_DIRECTIVE_
Write out the data below in full. Keep it exact.

[Collected data entries]
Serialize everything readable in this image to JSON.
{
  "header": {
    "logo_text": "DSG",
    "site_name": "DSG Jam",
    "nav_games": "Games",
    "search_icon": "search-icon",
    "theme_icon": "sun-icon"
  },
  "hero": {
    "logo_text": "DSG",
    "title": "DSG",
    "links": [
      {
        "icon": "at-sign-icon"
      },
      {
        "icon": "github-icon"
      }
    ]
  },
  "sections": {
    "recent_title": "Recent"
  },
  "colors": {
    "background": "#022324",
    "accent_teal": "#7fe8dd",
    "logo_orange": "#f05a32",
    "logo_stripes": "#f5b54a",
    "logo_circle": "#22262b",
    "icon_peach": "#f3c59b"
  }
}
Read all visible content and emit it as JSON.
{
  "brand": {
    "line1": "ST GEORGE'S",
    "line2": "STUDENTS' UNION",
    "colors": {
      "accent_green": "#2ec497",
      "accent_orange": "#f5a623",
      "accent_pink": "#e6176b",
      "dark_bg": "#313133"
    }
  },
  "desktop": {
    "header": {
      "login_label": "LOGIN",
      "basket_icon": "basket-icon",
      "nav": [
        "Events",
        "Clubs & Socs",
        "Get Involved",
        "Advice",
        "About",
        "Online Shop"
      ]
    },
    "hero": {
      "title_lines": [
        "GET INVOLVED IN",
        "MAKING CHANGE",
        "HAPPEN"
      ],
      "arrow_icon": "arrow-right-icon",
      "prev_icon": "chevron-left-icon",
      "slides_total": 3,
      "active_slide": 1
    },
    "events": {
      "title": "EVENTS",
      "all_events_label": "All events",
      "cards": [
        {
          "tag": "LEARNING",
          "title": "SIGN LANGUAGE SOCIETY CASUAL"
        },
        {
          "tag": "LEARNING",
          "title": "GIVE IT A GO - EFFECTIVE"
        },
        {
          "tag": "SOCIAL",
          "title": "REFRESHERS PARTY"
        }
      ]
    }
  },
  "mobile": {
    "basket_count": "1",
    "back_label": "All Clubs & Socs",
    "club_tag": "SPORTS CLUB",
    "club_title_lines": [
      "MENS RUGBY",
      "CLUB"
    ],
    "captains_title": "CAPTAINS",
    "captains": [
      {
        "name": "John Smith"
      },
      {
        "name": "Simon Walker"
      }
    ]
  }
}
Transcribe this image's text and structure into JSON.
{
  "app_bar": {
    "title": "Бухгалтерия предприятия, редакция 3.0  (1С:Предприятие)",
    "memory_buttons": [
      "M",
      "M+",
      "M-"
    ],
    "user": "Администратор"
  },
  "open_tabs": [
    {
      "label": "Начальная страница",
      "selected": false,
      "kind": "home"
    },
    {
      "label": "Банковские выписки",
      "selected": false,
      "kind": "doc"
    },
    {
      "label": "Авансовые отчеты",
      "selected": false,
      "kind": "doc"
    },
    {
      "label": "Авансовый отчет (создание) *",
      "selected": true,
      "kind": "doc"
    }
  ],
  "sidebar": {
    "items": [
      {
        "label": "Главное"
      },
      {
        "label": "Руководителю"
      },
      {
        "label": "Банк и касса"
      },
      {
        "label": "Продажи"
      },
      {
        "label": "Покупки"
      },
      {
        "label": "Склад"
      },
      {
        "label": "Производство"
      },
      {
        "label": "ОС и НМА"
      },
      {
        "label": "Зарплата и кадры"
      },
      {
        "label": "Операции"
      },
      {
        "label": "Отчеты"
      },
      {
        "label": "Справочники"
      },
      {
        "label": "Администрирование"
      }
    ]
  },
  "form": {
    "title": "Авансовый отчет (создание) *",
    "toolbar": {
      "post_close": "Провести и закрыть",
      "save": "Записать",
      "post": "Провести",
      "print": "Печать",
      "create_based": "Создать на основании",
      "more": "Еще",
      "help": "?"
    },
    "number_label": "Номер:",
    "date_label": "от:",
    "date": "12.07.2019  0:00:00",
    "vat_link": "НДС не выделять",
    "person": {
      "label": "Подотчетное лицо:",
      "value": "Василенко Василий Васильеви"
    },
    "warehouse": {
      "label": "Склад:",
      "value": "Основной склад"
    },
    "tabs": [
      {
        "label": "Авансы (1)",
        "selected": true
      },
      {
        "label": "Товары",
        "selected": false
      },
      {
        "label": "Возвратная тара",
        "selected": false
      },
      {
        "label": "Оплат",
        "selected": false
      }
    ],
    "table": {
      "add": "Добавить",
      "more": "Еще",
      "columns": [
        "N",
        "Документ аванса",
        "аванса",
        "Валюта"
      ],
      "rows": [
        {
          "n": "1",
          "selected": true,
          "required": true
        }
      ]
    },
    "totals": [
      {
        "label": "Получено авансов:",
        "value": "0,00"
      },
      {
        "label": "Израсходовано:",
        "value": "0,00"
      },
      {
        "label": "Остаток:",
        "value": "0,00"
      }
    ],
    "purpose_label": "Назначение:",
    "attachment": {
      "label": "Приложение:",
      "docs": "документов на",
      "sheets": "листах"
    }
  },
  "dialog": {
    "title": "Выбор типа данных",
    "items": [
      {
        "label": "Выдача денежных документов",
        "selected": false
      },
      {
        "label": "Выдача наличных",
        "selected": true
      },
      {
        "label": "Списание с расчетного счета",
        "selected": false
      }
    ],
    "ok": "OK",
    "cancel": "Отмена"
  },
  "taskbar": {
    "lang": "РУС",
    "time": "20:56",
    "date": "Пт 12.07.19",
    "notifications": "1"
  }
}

_RESPONSE TO THIS EXERCISE_
Serialize everything readable in this image to JSON.
{
  "header": {
    "logo_text": "DSG",
    "site_name": "DSG Jam",
    "nav_games": "Games",
    "search_icon": "search-icon",
    "theme_icon": "sun-icon"
  },
  "hero": {
    "logo_text": "DSG",
    "title": "DSG",
    "links": [
      {
        "icon": "at-sign-icon"
      },
      {
        "icon": "github-icon"
      }
    ]
  },
  "sections": {
    "recent_title": "Recent"
  },
  "colors": {
    "background": "#022324",
    "accent_teal": "#7fe8dd",
    "logo_orange": "#f05a32",
    "logo_stripes": "#f5b54a",
    "logo_circle": "#22262b",
    "icon_peach": "#f3c59b"
  }
}
Read all visible content and emit it as JSON.
{
  "brand": {
    "line1": "ST GEORGE'S",
    "line2": "STUDENTS' UNION",
    "colors": {
      "accent_green": "#2ec497",
      "accent_orange": "#f5a623",
      "accent_pink": "#e6176b",
      "dark_bg": "#313133"
    }
  },
  "desktop": {
    "header": {
      "login_label": "LOGIN",
      "basket_icon": "basket-icon",
      "nav": [
        "Events",
        "Clubs & Socs",
        "Get Involved",
        "Advice",
        "About",
        "Online Shop"
      ]
    },
    "hero": {
      "title_lines": [
        "GET INVOLVED IN",
        "MAKING CHANGE",
        "HAPPEN"
      ],
      "arrow_icon": "arrow-right-icon",
      "prev_icon": "chevron-left-icon",
      "slides_total": 3,
      "active_slide": 1
    },
    "events": {
      "title": "EVENTS",
      "all_events_label": "All events",
      "cards": [
        {
          "tag": "LEARNING",
          "title": "SIGN LANGUAGE SOCIETY CASUAL"
        },
        {
          "tag": "LEARNING",
          "title": "GIVE IT A GO - EFFECTIVE"
        },
        {
          "tag": "SOCIAL",
          "title": "REFRESHERS PARTY"
        }
      ]
    }
  },
  "mobile": {
    "basket_count": "1",
    "back_label": "All Clubs & Socs",
    "club_tag": "SPORTS CLUB",
    "club_title_lines": [
      "MENS RUGBY",
      "CLUB"
    ],
    "captains_title": "CAPTAINS",
    "captains": [
      {
        "name": "John Smith"
      },
      {
        "name": "Simon Walker"
      }
    ]
  }
}
Transcribe this image's text and structure into JSON.
{
  "app_bar": {
    "title": "Бухгалтерия предприятия, редакция 3.0  (1С:Предприятие)",
    "memory_buttons": [
      "M",
      "M+",
      "M-"
    ],
    "user": "Администратор"
  },
  "open_tabs": [
    {
      "label": "Начальная страница",
      "selected": false,
      "kind": "home"
    },
    {
      "label": "Банковские выписки",
      "selected": false,
      "kind": "doc"
    },
    {
      "label": "Авансовые отчеты",
      "selected": false,
      "kind": "doc"
    },
    {
      "label": "Авансовый отчет (создание) *",
      "selected": true,
      "kind": "doc"
    }
  ],
  "sidebar": {
    "items": [
      {
        "label": "Главное"
      },
      {
        "label": "Руководителю"
      },
      {
        "label": "Банк и касса"
      },
      {
        "label": "Продажи"
      },
      {
        "label": "Покупки"
      },
      {
        "label": "Склад"
      },
      {
        "label": "Производство"
      },
      {
        "label": "ОС и НМА"
      },
      {
        "label": "Зарплата и кадры"
      },
      {
        "label": "Операции"
      },
      {
        "label": "Отчеты"
      },
      {
        "label": "Справочники"
      },
      {
        "label": "Администрирование"
      }
    ]
  },
  "form": {
    "title": "Авансовый отчет (создание) *",
    "toolbar": {
      "post_close": "Провести и закрыть",
      "save": "Записать",
      "post": "Провести",
      "print": "Печать",
      "create_based": "Создать на основании",
      "more": "Еще",
      "help": "?"
    },
    "number_label": "Номер:",
    "date_label": "от:",
    "date": "12.07.2019  0:00:00",
    "vat_link": "НДС не выделять",
    "person": {
      "label": "Подотчетное лицо:",
      "value": "Василенко Василий Васильеви"
    },
    "warehouse": {
      "label": "Склад:",
      "value": "Основной склад"
    },
    "tabs": [
      {
        "label": "Авансы (1)",
        "selected": true
      },
      {
        "label": "Товары",
        "selected": false
      },
      {
        "label": "Возвратная тара",
        "selected": false
      },
      {
        "label": "Оплат",
        "selected": false
      }
    ],
    "table": {
      "add": "Добавить",
      "more": "Еще",
      "columns": [
        "N",
        "Документ аванса",
        "аванса",
        "Валюта"
      ],
      "rows": [
        {
          "n": "1",
          "selected": true,
          "required": true
        }
      ]
    },
    "totals": [
      {
        "label": "Получено авансов:",
        "value": "0,00"
      },
      {
        "label": "Израсходовано:",
        "value": "0,00"
      },
      {
        "label": "Остаток:",
        "value": "0,00"
      }
    ],
    "purpose_label": "Назначение:",
    "attachment": {
      "label": "Приложение:",
      "docs": "документов на",
      "sheets": "листах"
    }
  },
  "dialog": {
    "title": "Выбор типа данных",
    "items": [
      {
        "label": "Выдача денежных документов",
        "selected": false
      },
      {
        "label": "Выдача наличных",
        "selected": true
      },
      {
        "label": "Списание с расчетного счета",
        "selected": false
      }
    ],
    "ok": "OK",
    "cancel": "Отмена"
  },
  "taskbar": {
    "lang": "РУС",
    "time": "20:56",
    "date": "Пт 12.07.19",
    "notifications": "1"
  }
}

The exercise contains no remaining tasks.